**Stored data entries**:
===============

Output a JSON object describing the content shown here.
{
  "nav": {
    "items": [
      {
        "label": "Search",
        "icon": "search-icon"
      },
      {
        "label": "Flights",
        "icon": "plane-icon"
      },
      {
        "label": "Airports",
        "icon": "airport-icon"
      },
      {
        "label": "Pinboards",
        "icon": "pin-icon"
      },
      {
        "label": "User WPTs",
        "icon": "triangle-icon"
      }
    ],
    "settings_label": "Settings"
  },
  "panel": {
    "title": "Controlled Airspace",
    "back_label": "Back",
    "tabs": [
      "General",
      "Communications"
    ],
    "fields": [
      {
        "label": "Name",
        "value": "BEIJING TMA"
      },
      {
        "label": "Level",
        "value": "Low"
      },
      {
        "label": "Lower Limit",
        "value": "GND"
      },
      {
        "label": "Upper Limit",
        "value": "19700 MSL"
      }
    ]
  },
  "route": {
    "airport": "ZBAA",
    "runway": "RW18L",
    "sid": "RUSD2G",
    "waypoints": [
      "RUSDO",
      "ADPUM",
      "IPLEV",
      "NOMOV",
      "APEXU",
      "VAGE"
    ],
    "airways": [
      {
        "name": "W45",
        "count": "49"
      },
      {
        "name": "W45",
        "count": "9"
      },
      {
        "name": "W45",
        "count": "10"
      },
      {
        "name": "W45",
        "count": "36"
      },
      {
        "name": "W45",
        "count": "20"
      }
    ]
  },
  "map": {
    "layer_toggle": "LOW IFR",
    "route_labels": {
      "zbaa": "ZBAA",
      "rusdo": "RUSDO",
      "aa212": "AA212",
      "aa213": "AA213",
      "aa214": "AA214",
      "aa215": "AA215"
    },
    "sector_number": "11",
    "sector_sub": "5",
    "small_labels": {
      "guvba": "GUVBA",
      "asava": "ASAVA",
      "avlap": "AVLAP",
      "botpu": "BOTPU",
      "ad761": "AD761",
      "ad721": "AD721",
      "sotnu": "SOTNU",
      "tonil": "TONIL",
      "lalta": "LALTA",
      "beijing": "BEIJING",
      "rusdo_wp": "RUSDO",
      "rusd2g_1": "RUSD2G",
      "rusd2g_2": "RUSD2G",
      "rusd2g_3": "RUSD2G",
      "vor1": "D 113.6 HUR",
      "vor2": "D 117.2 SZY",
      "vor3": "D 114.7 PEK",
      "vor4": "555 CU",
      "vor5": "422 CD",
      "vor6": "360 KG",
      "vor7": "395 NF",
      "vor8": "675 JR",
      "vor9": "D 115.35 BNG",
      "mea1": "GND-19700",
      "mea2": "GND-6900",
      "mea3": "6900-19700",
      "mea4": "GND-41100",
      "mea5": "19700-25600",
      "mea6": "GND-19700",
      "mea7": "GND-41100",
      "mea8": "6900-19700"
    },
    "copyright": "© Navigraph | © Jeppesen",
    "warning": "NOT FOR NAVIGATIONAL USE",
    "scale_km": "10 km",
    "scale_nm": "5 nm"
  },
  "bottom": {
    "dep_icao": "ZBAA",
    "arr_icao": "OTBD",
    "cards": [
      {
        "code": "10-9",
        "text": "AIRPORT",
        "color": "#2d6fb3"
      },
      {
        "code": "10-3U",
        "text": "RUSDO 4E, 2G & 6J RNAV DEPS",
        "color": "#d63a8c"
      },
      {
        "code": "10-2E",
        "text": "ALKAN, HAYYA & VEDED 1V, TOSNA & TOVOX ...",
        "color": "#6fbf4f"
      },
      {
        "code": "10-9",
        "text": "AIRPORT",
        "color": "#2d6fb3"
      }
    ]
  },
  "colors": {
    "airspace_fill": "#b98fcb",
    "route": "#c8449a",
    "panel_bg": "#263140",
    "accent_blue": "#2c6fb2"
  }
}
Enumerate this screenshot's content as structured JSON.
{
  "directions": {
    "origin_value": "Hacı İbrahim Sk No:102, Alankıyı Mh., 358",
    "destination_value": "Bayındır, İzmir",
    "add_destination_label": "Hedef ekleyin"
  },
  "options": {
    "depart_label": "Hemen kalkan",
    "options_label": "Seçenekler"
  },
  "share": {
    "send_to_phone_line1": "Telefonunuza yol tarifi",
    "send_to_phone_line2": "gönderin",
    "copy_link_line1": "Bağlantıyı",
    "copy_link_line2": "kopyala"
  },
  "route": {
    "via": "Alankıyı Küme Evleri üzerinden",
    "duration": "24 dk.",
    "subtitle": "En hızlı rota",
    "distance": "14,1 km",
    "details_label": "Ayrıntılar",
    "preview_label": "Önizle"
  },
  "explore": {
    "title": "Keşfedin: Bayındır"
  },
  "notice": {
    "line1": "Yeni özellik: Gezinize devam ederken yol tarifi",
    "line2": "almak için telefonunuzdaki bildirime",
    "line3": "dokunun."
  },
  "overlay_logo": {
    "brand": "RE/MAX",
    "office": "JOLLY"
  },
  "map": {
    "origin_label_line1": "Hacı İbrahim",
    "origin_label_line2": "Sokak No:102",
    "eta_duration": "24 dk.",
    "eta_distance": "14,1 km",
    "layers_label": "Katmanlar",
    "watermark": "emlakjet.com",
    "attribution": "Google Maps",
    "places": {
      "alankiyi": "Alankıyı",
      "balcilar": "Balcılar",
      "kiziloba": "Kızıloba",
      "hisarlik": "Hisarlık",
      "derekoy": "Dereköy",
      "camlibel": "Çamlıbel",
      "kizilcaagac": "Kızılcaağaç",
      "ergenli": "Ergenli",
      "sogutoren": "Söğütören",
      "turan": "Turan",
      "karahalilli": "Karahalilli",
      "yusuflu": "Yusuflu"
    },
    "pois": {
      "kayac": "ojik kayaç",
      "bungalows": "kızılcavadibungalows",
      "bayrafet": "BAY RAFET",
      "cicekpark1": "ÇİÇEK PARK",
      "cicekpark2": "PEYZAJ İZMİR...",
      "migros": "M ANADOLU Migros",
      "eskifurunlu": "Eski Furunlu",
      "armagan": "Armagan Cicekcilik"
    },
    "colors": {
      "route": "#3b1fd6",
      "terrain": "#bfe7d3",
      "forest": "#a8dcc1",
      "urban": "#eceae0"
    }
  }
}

===============

**Your goal**:
Extract the full set of entries word for word.

**Output below**:
Output a JSON object describing the content shown here.
{
  "nav": {
    "items": [
      {
        "label": "Search",
        "icon": "search-icon"
      },
      {
        "label": "Flights",
        "icon": "plane-icon"
      },
      {
        "label": "Airports",
        "icon": "airport-icon"
      },
      {
        "label": "Pinboards",
        "icon": "pin-icon"
      },
      {
        "label": "User WPTs",
        "icon": "triangle-icon"
      }
    ],
    "settings_label": "Settings"
  },
  "panel": {
    "title": "Controlled Airspace",
    "back_label": "Back",
    "tabs": [
      "General",
      "Communications"
    ],
    "fields": [
      {
        "label": "Name",
        "value": "BEIJING TMA"
      },
      {
        "label": "Level",
        "value": "Low"
      },
      {
        "label": "Lower Limit",
        "value": "GND"
      },
      {
        "label": "Upper Limit",
        "value": "19700 MSL"
      }
    ]
  },
  "route": {
    "airport": "ZBAA",
    "runway": "RW18L",
    "sid": "RUSD2G",
    "waypoints": [
      "RUSDO",
      "ADPUM",
      "IPLEV",
      "NOMOV",
      "APEXU",
      "VAGE"
    ],
    "airways": [
      {
        "name": "W45",
        "count": "49"
      },
      {
        "name": "W45",
        "count": "9"
      },
      {
        "name": "W45",
        "count": "10"
      },
      {
        "name": "W45",
        "count": "36"
      },
      {
        "name": "W45",
        "count": "20"
      }
    ]
  },
  "map": {
    "layer_toggle": "LOW IFR",
    "route_labels": {
      "zbaa": "ZBAA",
      "rusdo": "RUSDO",
      "aa212": "AA212",
      "aa213": "AA213",
      "aa214": "AA214",
      "aa215": "AA215"
    },
    "sector_number": "11",
    "sector_sub": "5",
    "small_labels": {
      "guvba": "GUVBA",
      "asava": "ASAVA",
      "avlap": "AVLAP",
      "botpu": "BOTPU",
      "ad761": "AD761",
      "ad721": "AD721",
      "sotnu": "SOTNU",
      "tonil": "TONIL",
      "lalta": "LALTA",
      "beijing": "BEIJING",
      "rusdo_wp": "RUSDO",
      "rusd2g_1": "RUSD2G",
      "rusd2g_2": "RUSD2G",
      "rusd2g_3": "RUSD2G",
      "vor1": "D 113.6 HUR",
      "vor2": "D 117.2 SZY",
      "vor3": "D 114.7 PEK",
      "vor4": "555 CU",
      "vor5": "422 CD",
      "vor6": "360 KG",
      "vor7": "395 NF",
      "vor8": "675 JR",
      "vor9": "D 115.35 BNG",
      "mea1": "GND-19700",
      "mea2": "GND-6900",
      "mea3": "6900-19700",
      "mea4": "GND-41100",
      "mea5": "19700-25600",
      "mea6": "GND-19700",
      "mea7": "GND-41100",
      "mea8": "6900-19700"
    },
    "copyright": "© Navigraph | © Jeppesen",
    "warning": "NOT FOR NAVIGATIONAL USE",
    "scale_km": "10 km",
    "scale_nm": "5 nm"
  },
  "bottom": {
    "dep_icao": "ZBAA",
    "arr_icao": "OTBD",
    "cards": [
      {
        "code": "10-9",
        "text": "AIRPORT",
        "color": "#2d6fb3"
      },
      {
        "code": "10-3U",
        "text": "RUSDO 4E, 2G & 6J RNAV DEPS",
        "color": "#d63a8c"
      },
      {
        "code": "10-2E",
        "text": "ALKAN, HAYYA & VEDED 1V, TOSNA & TOVOX ...",
        "color": "#6fbf4f"
      },
      {
        "code": "10-9",
        "text": "AIRPORT",
        "color": "#2d6fb3"
      }
    ]
  },
  "colors": {
    "airspace_fill": "#b98fcb",
    "route": "#c8449a",
    "panel_bg": "#263140",
    "accent_blue": "#2c6fb2"
  }
}
Enumerate this screenshot's content as structured JSON.
{
  "directions": {
    "origin_value": "Hacı İbrahim Sk No:102, Alankıyı Mh., 358",
    "destination_value": "Bayındır, İzmir",
    "add_destination_label": "Hedef ekleyin"
  },
  "options": {
    "depart_label": "Hemen kalkan",
    "options_label": "Seçenekler"
  },
  "share": {
    "send_to_phone_line1": "Telefonunuza yol tarifi",
    "send_to_phone_line2": "gönderin",
    "copy_link_line1": "Bağlantıyı",
    "copy_link_line2": "kopyala"
  },
  "route": {
    "via": "Alankıyı Küme Evleri üzerinden",
    "duration": "24 dk.",
    "subtitle": "En hızlı rota",
    "distance": "14,1 km",
    "details_label": "Ayrıntılar",
    "preview_label": "Önizle"
  },
  "explore": {
    "title": "Keşfedin: Bayındır"
  },
  "notice": {
    "line1": "Yeni özellik: Gezinize devam ederken yol tarifi",
    "line2": "almak için telefonunuzdaki bildirime",
    "line3": "dokunun."
  },
  "overlay_logo": {
    "brand": "RE/MAX",
    "office": "JOLLY"
  },
  "map": {
    "origin_label_line1": "Hacı İbrahim",
    "origin_label_line2": "Sokak No:102",
    "eta_duration": "24 dk.",
    "eta_distance": "14,1 km",
    "layers_label": "Katmanlar",
    "watermark": "emlakjet.com",
    "attribution": "Google Maps",
    "places": {
      "alankiyi": "Alankıyı",
      "balcilar": "Balcılar",
      "kiziloba": "Kızıloba",
      "hisarlik": "Hisarlık",
      "derekoy": "Dereköy",
      "camlibel": "Çamlıbel",
      "kizilcaagac": "Kızılcaağaç",
      "ergenli": "Ergenli",
      "sogutoren": "Söğütören",
      "turan": "Turan",
      "karahalilli": "Karahalilli",
      "yusuflu": "Yusuflu"
    },
    "pois": {
      "kayac": "ojik kayaç",
      "bungalows": "kızılcavadibungalows",
      "bayrafet": "BAY RAFET",
      "cicekpark1": "ÇİÇEK PARK",
      "cicekpark2": "PEYZAJ İZMİR...",
      "migros": "M ANADOLU Migros",
      "eskifurunlu": "Eski Furunlu",
      "armagan": "Armagan Cicekcilik"
    },
    "colors": {
      "route": "#3b1fd6",
      "terrain": "#bfe7d3",
      "forest": "#a8dcc1",
      "urban": "#eceae0"
    }
  }
}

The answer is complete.